(Visual layout records)
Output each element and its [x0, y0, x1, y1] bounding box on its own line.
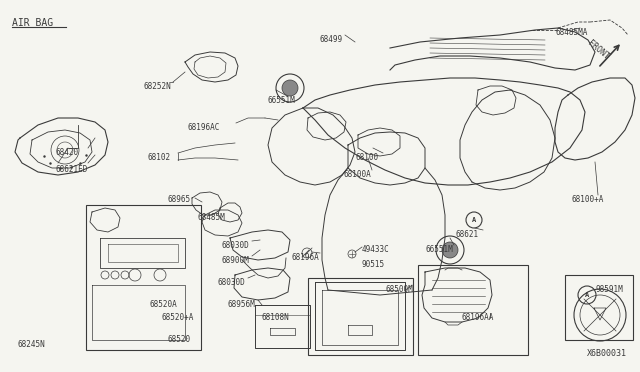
Text: A: A [472, 217, 476, 223]
Text: 68956M: 68956M [228, 300, 256, 309]
Text: 68196AA: 68196AA [462, 313, 494, 322]
Text: 68520+A: 68520+A [162, 313, 195, 322]
Text: 68100: 68100 [355, 153, 378, 162]
Text: FRONT: FRONT [586, 39, 611, 62]
Text: 68030D: 68030D [222, 241, 250, 250]
Circle shape [282, 80, 298, 96]
Text: 68621ED: 68621ED [55, 165, 88, 174]
Text: 68108N: 68108N [262, 313, 290, 322]
Text: 68485MA: 68485MA [555, 28, 588, 37]
Text: 49433C: 49433C [362, 245, 390, 254]
Text: 68520: 68520 [168, 335, 191, 344]
Bar [565, 275, 633, 340]
Text: 68900M: 68900M [222, 256, 250, 265]
Text: 68196A: 68196A [291, 253, 319, 262]
Text: 90515: 90515 [362, 260, 385, 269]
Text: 98591M: 98591M [596, 285, 624, 294]
Text: 68621: 68621 [455, 230, 478, 239]
Bar [86, 205, 201, 350]
Text: 68245N: 68245N [18, 340, 45, 349]
Text: 68965: 68965 [168, 195, 191, 204]
Text: 68499: 68499 [319, 35, 342, 44]
Text: X6B00031: X6B00031 [587, 349, 627, 358]
Text: 68030D: 68030D [218, 278, 246, 287]
Text: AIR BAG: AIR BAG [12, 18, 53, 28]
Text: 68196AC: 68196AC [188, 123, 220, 132]
Text: 68100A: 68100A [343, 170, 371, 179]
Text: A: A [585, 292, 589, 298]
Text: 68420: 68420 [55, 148, 78, 157]
Text: 68485M: 68485M [197, 213, 225, 222]
Circle shape [442, 242, 458, 258]
Bar [308, 278, 413, 355]
Text: 68520A: 68520A [149, 300, 177, 309]
Text: 66551M: 66551M [426, 245, 454, 254]
Bar [418, 265, 528, 355]
Text: 68102: 68102 [148, 153, 171, 162]
Text: 66551M: 66551M [268, 96, 296, 105]
Text: 68252N: 68252N [143, 82, 171, 91]
Text: 68100+A: 68100+A [571, 195, 604, 204]
Text: 68500M: 68500M [385, 285, 413, 294]
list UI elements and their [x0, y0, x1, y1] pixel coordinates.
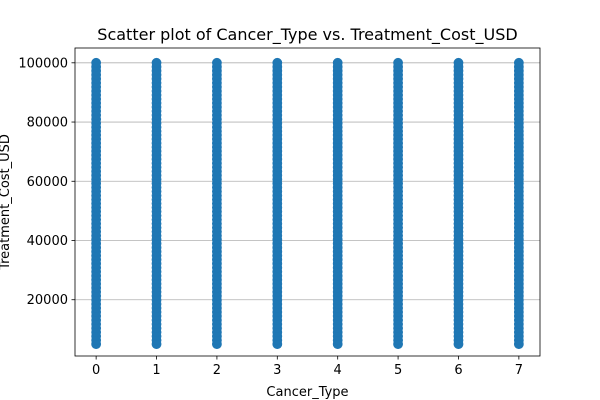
scatter-point [212, 57, 222, 68]
x-tick-label: 3 [273, 363, 281, 378]
scatter-points [91, 57, 524, 350]
scatter-column-5 [393, 57, 403, 350]
scatter-point [453, 57, 464, 68]
x-tick-label: 1 [152, 363, 160, 378]
y-tick-label: 20000 [27, 293, 68, 308]
x-tick-label: 7 [515, 363, 523, 378]
scatter-point [513, 57, 524, 68]
scatter-point [91, 57, 102, 68]
scatter-column-4 [332, 57, 343, 350]
x-tick-label: 6 [454, 363, 462, 378]
grid-lines [75, 62, 540, 301]
x-axis-ticks: 0 1 2 3 4 5 6 7 [92, 356, 523, 378]
x-axis-label: Cancer_Type [266, 385, 348, 400]
y-tick-label: 100000 [18, 56, 68, 71]
y-axis-ticks: 20000 40000 60000 80000 100000 [18, 56, 75, 308]
scatter-column-1 [151, 57, 162, 350]
y-tick-label: 40000 [27, 234, 68, 249]
scatter-point [151, 57, 162, 68]
x-tick-label: 2 [213, 363, 221, 378]
scatter-point [393, 57, 403, 68]
scatter-column-3 [272, 57, 283, 350]
y-tick-label: 80000 [27, 116, 68, 131]
x-tick-label: 0 [92, 363, 100, 378]
scatter-column-0 [91, 57, 102, 350]
scatter-column-6 [453, 57, 464, 350]
x-tick-label: 5 [394, 363, 402, 378]
x-tick-label: 4 [334, 363, 342, 378]
scatter-column-7 [513, 57, 524, 350]
plot-area-frame [74, 47, 541, 357]
scatter-point [332, 57, 343, 68]
scatter-point [272, 57, 283, 68]
chart-title: Scatter plot of Cancer_Type vs. Treatmen… [97, 25, 517, 45]
y-axis-label: Treatment_Cost_USD [0, 134, 13, 271]
scatter-column-2 [212, 57, 222, 350]
y-tick-label: 60000 [27, 175, 68, 190]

**Problem to solve**
Rewrite all the rows with "x-tick-label" replaced by "x-tick-text" and everything else unchanged. Leave the pictures out of your answer.

**Answer to this task**
Output each element and its [x0, y0, x1, y1] bounding box on its own line.
Text: A: A [472, 217, 476, 223]
Text: 68956M: 68956M [228, 300, 256, 309]
Text: 68196AA: 68196AA [462, 313, 494, 322]
Text: 68520+A: 68520+A [162, 313, 195, 322]
Text: 68100: 68100 [355, 153, 378, 162]
Text: FRONT: FRONT [586, 39, 611, 62]
Text: 68030D: 68030D [222, 241, 250, 250]
Circle shape [282, 80, 298, 96]
Text: 68621ED: 68621ED [55, 165, 88, 174]
Text: 68108N: 68108N [262, 313, 290, 322]
Text: 68485MA: 68485MA [555, 28, 588, 37]
Text: 49433C: 49433C [362, 245, 390, 254]
Text: 68520: 68520 [168, 335, 191, 344]
Bar [565, 275, 633, 340]
Text: 68900M: 68900M [222, 256, 250, 265]
Text: 68196A: 68196A [291, 253, 319, 262]
Text: 90515: 90515 [362, 260, 385, 269]
Text: 98591M: 98591M [596, 285, 624, 294]
Text: 68621: 68621 [455, 230, 478, 239]
Bar [86, 205, 201, 350]
Text: 68245N: 68245N [18, 340, 45, 349]
Text: 68965: 68965 [168, 195, 191, 204]
Text: 68499: 68499 [319, 35, 342, 44]
Text: X6B00031: X6B00031 [587, 349, 627, 358]
Text: 68030D: 68030D [218, 278, 246, 287]
Text: AIR BAG: AIR BAG [12, 18, 53, 28]
Text: 68196AC: 68196AC [188, 123, 220, 132]
Text: 68100A: 68100A [343, 170, 371, 179]
Text: A: A [585, 292, 589, 298]
Text: 68420: 68420 [55, 148, 78, 157]
Text: 68485M: 68485M [197, 213, 225, 222]
Circle shape [442, 242, 458, 258]
Bar [308, 278, 413, 355]
Text: 68520A: 68520A [149, 300, 177, 309]
Text: 66551M: 66551M [426, 245, 454, 254]
Bar [418, 265, 528, 355]
Text: 68102: 68102 [148, 153, 171, 162]
Text: 66551M: 66551M [268, 96, 296, 105]
Text: 68252N: 68252N [143, 82, 171, 91]
Text: 68100+A: 68100+A [571, 195, 604, 204]
Text: 68500M: 68500M [385, 285, 413, 294]
list UI elements and their [x0, y0, x1, y1] pixel coordinates.
scatter-point [212, 57, 222, 68]
x-tick-text: 3 [273, 363, 281, 378]
scatter-points [91, 57, 524, 350]
scatter-column-5 [393, 57, 403, 350]
scatter-point [453, 57, 464, 68]
x-tick-text: 1 [152, 363, 160, 378]
y-tick-label: 20000 [27, 293, 68, 308]
x-tick-text: 7 [515, 363, 523, 378]
scatter-point [513, 57, 524, 68]
scatter-point [91, 57, 102, 68]
scatter-column-4 [332, 57, 343, 350]
x-tick-text: 6 [454, 363, 462, 378]
grid-lines [75, 62, 540, 301]
x-axis-ticks: 0 1 2 3 4 5 6 7 [92, 356, 523, 378]
x-axis-label: Cancer_Type [266, 385, 348, 400]
y-tick-label: 100000 [18, 56, 68, 71]
y-axis-ticks: 20000 40000 60000 80000 100000 [18, 56, 75, 308]
scatter-column-1 [151, 57, 162, 350]
y-tick-label: 40000 [27, 234, 68, 249]
scatter-point [151, 57, 162, 68]
x-tick-text: 2 [213, 363, 221, 378]
scatter-point [393, 57, 403, 68]
scatter-column-3 [272, 57, 283, 350]
y-tick-label: 80000 [27, 116, 68, 131]
x-tick-text: 0 [92, 363, 100, 378]
scatter-column-0 [91, 57, 102, 350]
scatter-column-6 [453, 57, 464, 350]
x-tick-text: 5 [394, 363, 402, 378]
x-tick-text: 4 [334, 363, 342, 378]
scatter-column-7 [513, 57, 524, 350]
plot-area-frame [74, 47, 541, 357]
scatter-point [332, 57, 343, 68]
scatter-point [272, 57, 283, 68]
chart-title: Scatter plot of Cancer_Type vs. Treatmen… [97, 25, 517, 45]
y-axis-label: Treatment_Cost_USD [0, 134, 13, 271]
scatter-column-2 [212, 57, 222, 350]
y-tick-label: 60000 [27, 175, 68, 190]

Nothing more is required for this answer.